• [Short exercise]: Each line that holds the word "sans" is to be identified and copied.

• [Data excerpts]:
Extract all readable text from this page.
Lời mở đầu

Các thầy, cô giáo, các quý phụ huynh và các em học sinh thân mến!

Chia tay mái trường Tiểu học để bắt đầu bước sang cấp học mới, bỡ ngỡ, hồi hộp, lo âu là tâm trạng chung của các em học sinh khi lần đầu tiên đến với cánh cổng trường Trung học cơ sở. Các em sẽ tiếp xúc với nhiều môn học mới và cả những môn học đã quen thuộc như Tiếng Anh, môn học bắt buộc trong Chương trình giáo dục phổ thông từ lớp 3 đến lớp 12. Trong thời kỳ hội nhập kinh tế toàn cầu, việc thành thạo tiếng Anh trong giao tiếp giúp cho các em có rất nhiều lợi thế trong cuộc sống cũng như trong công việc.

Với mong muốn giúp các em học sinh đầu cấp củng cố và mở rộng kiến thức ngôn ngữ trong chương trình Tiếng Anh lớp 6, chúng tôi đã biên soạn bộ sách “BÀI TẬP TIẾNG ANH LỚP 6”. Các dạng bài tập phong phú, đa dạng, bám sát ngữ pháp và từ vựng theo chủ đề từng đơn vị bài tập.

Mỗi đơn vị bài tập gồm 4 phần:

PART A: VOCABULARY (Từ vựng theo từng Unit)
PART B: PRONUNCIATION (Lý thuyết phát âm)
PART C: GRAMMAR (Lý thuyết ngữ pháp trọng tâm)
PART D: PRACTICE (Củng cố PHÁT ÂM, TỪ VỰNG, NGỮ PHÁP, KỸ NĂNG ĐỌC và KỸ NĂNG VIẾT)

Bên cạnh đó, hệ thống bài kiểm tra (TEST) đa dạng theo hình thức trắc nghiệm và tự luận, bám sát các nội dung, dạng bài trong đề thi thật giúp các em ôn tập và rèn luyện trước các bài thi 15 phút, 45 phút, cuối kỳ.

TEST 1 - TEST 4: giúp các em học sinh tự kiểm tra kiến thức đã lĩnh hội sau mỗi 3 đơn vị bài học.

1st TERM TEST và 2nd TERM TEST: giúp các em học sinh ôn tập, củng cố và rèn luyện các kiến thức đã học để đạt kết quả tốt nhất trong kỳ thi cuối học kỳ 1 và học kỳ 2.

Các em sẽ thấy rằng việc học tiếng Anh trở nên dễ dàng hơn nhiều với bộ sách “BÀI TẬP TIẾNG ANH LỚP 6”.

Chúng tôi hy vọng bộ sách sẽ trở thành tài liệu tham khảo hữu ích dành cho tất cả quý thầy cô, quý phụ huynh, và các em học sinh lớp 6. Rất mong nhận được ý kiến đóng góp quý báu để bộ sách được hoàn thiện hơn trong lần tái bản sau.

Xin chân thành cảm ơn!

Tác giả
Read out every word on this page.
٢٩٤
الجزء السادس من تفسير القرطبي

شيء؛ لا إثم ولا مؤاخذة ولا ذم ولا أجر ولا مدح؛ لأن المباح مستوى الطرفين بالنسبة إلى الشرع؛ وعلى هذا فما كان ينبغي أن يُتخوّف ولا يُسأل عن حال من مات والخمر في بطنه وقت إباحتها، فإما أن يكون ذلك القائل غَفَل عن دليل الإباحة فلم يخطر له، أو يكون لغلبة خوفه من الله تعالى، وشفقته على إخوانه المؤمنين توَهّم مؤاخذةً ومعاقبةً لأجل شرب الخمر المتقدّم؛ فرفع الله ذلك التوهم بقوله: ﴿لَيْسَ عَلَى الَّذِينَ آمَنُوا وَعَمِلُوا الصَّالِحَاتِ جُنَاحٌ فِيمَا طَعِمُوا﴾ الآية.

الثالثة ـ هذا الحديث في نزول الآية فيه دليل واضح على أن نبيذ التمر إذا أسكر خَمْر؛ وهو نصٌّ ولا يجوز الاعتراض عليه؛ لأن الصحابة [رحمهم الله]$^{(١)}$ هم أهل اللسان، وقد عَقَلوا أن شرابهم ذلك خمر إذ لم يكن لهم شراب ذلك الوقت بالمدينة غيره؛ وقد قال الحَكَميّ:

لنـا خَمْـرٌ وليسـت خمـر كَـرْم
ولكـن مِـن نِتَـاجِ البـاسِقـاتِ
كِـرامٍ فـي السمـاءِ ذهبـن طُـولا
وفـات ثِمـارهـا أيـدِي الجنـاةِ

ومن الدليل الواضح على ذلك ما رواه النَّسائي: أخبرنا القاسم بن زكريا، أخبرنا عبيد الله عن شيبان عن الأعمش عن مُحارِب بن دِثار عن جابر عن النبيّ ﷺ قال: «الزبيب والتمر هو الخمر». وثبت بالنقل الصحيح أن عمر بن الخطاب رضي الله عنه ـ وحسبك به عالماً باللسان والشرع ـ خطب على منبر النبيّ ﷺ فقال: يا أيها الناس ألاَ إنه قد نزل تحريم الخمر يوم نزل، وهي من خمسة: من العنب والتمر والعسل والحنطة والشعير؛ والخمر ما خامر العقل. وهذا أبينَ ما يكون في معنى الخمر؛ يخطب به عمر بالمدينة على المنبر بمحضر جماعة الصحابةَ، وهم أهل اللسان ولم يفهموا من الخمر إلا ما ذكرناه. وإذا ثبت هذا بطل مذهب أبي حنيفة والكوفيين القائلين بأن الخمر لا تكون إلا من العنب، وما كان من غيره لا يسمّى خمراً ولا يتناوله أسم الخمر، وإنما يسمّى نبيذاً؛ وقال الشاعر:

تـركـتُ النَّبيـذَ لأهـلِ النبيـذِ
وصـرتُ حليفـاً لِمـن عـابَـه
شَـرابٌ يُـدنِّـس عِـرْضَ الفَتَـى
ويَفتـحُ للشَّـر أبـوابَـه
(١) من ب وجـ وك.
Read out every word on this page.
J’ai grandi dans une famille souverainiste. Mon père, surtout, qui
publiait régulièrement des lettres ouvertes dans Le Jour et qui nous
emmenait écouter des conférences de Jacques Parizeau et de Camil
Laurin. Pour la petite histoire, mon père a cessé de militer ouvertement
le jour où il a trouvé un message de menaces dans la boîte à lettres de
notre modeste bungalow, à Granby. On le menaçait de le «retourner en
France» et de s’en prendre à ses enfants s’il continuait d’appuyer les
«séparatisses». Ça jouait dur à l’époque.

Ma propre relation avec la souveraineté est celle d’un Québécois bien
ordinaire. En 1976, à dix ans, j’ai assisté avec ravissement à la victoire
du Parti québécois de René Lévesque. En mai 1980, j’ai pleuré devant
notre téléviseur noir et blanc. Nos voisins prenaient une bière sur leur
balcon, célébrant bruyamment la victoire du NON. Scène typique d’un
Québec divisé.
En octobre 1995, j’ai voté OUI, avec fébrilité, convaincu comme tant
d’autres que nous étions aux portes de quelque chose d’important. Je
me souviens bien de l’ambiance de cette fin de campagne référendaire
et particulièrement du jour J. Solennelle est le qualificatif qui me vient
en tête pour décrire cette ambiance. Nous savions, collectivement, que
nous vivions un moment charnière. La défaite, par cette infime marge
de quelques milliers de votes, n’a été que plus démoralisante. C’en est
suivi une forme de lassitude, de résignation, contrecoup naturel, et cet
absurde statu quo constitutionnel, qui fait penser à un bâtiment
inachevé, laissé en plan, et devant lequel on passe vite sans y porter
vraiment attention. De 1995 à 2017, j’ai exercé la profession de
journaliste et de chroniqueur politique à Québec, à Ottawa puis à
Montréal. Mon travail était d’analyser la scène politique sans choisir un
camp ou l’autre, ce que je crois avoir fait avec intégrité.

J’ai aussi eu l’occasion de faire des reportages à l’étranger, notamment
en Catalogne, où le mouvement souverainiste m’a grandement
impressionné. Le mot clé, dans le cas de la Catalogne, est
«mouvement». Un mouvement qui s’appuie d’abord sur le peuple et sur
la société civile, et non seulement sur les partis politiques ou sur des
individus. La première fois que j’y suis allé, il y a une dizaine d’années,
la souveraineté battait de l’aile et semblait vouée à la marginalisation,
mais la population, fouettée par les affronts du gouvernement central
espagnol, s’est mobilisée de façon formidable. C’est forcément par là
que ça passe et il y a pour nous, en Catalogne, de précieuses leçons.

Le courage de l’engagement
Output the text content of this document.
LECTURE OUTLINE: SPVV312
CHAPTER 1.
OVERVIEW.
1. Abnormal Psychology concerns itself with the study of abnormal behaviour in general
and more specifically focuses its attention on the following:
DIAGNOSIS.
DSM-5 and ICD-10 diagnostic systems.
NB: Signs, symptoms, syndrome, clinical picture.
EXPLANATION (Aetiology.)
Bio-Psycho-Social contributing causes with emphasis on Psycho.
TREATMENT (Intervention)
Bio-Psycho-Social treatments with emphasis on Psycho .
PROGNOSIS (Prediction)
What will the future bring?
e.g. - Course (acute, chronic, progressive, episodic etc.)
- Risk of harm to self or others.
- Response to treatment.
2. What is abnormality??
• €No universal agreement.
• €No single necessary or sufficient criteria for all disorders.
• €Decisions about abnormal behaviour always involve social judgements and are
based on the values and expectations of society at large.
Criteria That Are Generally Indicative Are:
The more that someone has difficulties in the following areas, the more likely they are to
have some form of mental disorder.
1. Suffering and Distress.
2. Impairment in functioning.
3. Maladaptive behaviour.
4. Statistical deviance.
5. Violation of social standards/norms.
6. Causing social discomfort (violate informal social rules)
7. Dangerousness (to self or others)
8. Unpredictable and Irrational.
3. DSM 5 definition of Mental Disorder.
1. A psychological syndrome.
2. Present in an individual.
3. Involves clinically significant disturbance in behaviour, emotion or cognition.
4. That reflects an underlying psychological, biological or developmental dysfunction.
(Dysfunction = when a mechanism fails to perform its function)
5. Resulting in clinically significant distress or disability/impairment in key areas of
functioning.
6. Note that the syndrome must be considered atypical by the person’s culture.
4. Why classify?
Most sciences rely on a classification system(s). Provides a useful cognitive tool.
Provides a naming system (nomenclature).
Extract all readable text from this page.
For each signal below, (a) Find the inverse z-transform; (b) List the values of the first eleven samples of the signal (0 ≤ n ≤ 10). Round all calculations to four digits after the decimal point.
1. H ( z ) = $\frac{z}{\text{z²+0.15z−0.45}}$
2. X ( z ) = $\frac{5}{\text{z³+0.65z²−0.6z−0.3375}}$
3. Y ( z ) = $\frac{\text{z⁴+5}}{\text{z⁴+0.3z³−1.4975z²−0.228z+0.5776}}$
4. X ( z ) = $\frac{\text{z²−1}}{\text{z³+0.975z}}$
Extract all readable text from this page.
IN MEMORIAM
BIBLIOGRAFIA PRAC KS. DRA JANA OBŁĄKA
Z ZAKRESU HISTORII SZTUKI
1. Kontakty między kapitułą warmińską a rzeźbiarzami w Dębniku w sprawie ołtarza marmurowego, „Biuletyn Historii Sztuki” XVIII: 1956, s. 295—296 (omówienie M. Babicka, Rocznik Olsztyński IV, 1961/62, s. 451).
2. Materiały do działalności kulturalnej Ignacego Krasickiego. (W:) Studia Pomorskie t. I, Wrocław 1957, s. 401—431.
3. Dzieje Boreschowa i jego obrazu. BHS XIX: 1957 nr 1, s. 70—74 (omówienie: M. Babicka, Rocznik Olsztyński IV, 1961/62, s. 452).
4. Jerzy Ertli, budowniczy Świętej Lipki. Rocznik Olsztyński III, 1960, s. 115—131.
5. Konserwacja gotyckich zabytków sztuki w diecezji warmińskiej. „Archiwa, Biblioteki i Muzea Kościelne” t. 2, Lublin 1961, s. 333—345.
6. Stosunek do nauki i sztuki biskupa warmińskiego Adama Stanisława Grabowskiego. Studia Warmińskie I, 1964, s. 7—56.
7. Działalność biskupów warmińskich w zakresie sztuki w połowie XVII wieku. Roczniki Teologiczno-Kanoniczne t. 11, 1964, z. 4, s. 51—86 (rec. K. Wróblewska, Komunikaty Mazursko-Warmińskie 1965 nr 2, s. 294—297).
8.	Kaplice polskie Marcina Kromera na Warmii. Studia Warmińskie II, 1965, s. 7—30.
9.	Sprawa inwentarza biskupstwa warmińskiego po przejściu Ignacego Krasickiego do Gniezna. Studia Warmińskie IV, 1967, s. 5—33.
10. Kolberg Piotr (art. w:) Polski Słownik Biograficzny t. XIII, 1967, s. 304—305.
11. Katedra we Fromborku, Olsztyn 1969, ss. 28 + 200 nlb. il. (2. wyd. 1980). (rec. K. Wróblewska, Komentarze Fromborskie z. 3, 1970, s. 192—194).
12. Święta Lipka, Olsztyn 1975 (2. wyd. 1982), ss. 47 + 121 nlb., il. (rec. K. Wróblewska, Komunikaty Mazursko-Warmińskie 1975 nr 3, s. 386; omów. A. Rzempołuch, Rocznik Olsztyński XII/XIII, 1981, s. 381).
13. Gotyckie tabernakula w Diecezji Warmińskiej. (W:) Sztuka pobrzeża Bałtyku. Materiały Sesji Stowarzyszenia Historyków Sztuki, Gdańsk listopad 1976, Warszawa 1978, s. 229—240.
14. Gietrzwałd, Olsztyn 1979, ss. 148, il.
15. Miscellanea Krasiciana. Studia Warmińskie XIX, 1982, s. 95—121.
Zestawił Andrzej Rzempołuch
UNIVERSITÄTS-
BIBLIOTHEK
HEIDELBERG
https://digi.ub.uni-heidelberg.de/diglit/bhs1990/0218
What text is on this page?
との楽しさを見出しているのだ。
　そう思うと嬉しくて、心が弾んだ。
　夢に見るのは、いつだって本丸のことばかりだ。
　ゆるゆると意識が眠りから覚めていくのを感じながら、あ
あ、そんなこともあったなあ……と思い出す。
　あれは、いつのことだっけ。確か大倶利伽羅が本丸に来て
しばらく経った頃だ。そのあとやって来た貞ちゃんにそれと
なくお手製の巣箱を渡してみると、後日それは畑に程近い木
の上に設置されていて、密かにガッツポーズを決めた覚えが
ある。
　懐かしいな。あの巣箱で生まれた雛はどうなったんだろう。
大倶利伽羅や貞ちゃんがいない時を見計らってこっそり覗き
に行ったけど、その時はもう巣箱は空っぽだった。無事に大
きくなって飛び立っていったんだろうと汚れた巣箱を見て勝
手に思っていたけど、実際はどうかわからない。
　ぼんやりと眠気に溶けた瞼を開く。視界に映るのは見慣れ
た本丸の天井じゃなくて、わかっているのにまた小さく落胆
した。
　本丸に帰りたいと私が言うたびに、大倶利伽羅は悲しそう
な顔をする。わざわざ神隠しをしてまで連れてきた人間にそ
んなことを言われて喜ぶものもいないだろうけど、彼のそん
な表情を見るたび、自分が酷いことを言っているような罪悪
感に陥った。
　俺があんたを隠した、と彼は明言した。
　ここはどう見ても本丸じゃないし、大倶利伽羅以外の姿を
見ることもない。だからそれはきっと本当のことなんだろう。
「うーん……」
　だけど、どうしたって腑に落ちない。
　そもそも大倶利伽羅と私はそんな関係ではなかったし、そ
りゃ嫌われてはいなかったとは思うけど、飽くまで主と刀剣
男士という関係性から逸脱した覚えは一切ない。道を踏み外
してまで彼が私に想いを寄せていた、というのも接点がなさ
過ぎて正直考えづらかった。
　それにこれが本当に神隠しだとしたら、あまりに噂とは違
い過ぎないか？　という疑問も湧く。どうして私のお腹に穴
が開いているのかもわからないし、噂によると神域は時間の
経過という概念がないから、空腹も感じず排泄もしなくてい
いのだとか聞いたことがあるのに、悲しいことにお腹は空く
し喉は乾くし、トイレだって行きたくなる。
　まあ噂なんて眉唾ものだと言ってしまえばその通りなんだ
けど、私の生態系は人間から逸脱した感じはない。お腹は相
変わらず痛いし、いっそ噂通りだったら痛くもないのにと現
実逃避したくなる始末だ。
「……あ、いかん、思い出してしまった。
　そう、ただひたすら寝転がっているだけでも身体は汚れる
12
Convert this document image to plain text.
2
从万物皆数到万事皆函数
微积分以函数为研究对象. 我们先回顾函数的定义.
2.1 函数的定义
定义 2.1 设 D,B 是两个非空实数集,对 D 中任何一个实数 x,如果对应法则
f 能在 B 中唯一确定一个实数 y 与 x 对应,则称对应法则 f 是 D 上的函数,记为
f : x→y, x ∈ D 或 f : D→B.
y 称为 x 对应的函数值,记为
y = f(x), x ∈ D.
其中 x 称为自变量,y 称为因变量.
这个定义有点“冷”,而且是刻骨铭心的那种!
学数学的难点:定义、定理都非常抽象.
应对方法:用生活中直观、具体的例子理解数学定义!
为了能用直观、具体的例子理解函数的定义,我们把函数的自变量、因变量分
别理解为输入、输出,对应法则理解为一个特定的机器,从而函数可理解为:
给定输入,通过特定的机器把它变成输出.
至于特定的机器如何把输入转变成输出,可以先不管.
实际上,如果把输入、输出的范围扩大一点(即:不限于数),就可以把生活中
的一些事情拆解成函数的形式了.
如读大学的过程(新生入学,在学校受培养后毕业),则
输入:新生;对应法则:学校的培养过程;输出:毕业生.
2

• [Problem solution]:
inachevé, laissé en plan, et devant lequel on passe vite sans y porter
Montréal. Mon travail était d’analyser la scène politique sans choisir un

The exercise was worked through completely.